> _Provided data_
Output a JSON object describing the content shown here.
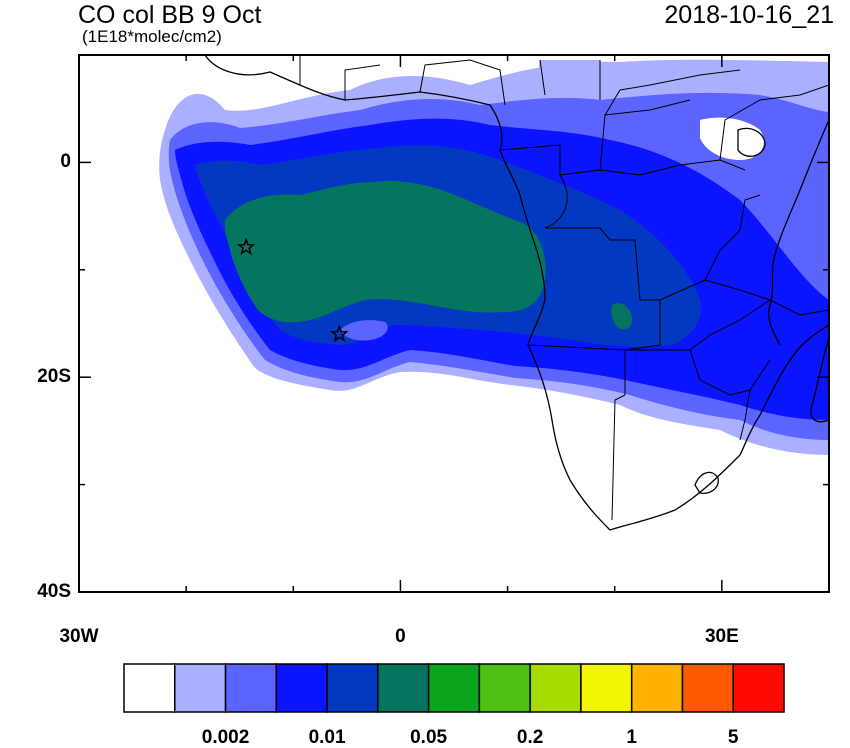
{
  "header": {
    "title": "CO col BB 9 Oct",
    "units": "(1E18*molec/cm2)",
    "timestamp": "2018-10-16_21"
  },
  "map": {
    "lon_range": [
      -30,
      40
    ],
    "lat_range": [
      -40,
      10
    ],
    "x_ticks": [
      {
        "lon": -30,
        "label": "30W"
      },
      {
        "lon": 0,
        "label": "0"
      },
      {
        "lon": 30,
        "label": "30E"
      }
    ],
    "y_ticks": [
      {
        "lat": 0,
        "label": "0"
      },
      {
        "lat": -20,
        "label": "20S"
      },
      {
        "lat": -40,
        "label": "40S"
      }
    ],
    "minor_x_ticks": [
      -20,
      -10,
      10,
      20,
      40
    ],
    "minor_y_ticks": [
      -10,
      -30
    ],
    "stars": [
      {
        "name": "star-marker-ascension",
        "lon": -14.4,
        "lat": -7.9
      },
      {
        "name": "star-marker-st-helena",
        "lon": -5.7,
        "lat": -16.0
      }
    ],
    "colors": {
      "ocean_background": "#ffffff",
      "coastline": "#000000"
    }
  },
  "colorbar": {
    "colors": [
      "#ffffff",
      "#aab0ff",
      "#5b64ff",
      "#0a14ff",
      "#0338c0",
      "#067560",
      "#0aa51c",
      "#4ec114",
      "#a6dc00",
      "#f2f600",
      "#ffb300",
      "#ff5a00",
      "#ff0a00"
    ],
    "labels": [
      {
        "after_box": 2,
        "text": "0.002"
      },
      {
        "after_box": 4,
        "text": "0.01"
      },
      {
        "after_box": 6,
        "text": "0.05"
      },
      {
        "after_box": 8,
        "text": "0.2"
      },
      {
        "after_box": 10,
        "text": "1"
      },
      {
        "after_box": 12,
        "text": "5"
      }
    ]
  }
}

---

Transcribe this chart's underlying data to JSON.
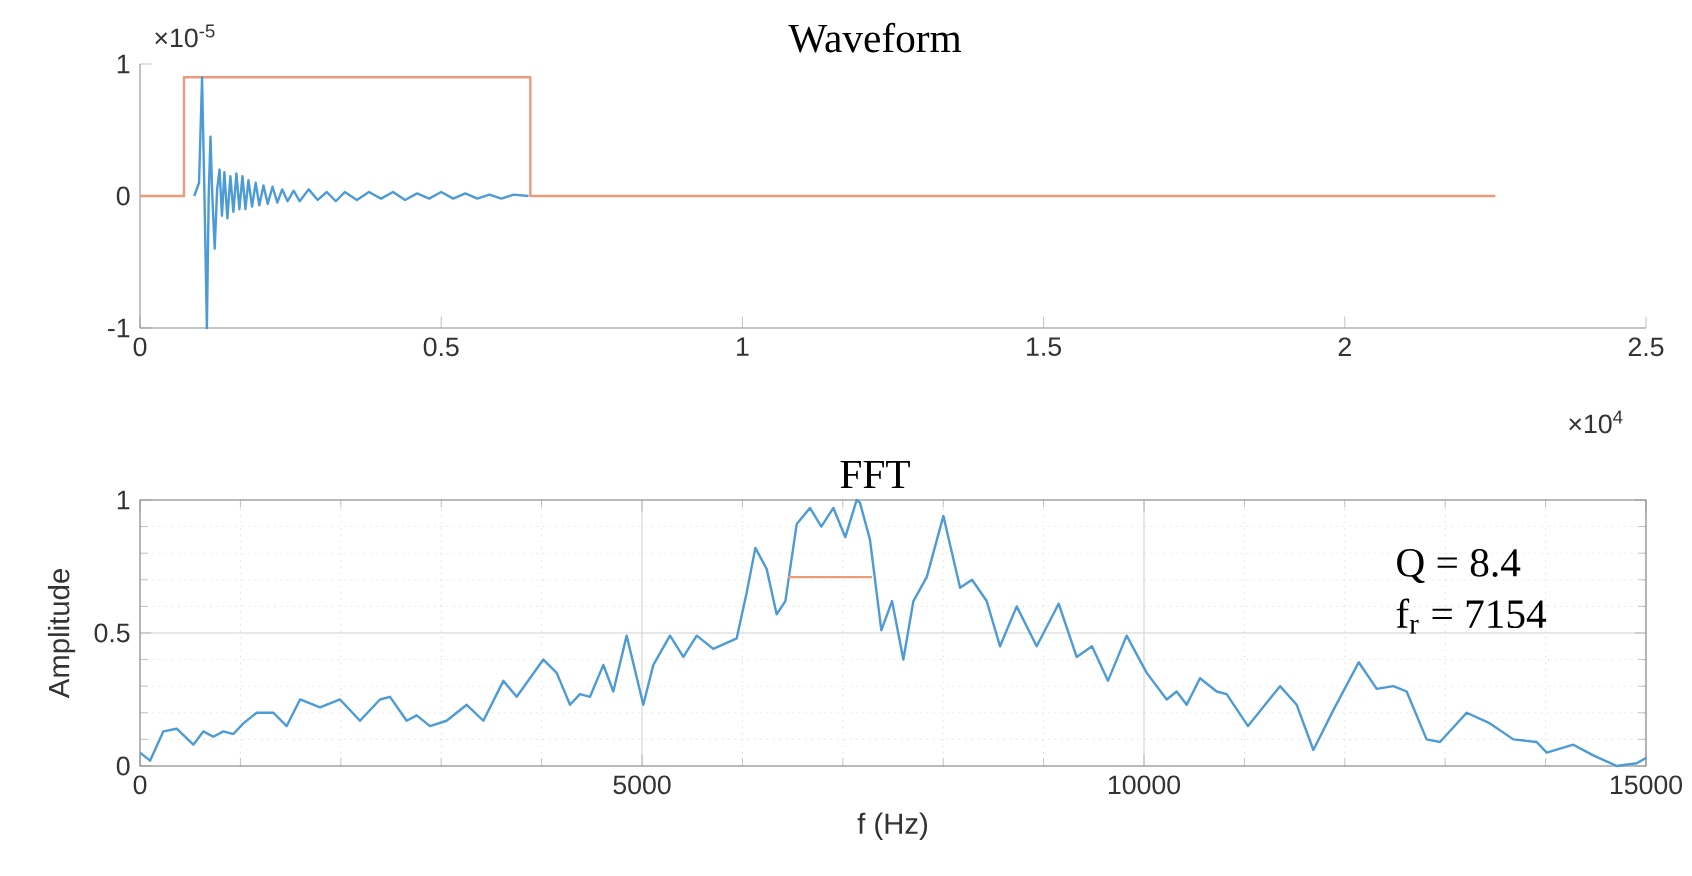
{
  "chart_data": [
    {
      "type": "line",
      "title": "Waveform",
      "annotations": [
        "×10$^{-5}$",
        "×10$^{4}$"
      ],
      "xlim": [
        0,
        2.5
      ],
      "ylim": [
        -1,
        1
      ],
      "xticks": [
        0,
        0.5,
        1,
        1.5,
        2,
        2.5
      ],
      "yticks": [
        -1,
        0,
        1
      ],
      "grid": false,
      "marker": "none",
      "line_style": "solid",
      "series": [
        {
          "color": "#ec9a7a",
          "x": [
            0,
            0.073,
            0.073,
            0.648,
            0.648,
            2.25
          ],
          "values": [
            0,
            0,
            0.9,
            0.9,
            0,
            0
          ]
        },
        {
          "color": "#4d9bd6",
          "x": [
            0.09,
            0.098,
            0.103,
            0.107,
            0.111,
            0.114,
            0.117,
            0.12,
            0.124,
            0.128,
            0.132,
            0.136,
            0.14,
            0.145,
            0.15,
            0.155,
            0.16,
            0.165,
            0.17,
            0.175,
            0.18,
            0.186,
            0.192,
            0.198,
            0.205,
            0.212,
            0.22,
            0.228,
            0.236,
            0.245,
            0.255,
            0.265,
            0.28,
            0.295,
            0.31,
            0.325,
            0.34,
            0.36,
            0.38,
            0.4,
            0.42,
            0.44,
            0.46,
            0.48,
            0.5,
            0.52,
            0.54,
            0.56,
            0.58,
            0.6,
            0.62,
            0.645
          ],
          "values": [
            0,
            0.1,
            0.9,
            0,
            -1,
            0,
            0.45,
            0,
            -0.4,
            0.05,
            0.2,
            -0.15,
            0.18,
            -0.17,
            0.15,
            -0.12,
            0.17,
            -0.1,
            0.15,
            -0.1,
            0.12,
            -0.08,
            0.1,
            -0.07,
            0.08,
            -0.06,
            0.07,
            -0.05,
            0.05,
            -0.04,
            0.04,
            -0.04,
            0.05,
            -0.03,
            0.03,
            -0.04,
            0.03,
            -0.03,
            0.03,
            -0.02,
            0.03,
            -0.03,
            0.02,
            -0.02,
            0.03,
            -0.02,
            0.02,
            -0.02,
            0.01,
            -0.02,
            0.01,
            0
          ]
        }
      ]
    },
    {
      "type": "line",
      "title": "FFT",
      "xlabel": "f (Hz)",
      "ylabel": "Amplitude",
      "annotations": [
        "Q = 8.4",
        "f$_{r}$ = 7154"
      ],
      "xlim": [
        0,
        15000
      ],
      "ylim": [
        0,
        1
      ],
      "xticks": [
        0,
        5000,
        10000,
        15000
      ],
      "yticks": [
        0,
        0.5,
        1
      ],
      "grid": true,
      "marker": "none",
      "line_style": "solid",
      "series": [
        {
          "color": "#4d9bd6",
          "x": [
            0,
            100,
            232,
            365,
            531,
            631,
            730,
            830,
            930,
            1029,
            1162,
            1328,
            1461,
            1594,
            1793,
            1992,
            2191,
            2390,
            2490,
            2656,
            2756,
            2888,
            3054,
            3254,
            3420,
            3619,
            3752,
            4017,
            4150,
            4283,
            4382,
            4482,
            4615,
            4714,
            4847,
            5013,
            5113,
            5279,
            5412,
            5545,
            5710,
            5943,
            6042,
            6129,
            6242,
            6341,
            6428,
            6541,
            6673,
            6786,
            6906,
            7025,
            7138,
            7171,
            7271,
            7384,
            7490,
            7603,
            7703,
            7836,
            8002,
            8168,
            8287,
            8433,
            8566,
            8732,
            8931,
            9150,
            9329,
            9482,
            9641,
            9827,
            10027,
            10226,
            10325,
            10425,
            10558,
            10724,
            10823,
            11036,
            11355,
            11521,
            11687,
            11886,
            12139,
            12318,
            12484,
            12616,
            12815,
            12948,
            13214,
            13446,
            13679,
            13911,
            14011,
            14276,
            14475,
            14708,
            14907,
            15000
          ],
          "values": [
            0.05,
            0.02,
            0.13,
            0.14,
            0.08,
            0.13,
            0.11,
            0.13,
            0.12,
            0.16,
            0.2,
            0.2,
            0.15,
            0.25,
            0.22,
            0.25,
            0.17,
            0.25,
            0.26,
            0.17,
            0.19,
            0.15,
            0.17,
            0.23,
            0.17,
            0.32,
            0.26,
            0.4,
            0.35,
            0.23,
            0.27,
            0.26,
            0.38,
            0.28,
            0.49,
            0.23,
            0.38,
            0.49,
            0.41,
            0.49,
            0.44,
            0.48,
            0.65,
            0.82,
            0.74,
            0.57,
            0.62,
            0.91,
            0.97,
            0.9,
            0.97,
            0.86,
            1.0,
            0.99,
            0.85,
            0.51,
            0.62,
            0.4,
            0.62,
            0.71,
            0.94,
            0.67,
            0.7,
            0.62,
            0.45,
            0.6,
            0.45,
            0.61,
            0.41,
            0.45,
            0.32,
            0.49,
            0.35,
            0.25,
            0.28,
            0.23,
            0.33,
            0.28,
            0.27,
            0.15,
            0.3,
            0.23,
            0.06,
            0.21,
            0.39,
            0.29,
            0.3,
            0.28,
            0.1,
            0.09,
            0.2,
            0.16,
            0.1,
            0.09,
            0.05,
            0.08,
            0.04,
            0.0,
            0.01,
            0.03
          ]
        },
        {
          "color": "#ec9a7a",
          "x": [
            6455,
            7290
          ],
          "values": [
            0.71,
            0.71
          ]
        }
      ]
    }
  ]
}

> _Job_
From the listing above, pick out every line containing "text".

> _Result below_
        "text": "0.002"
        "text": "0.01"
        "text": "0.05"
        "text": "0.2"
        "text": "1"
        "text": "5"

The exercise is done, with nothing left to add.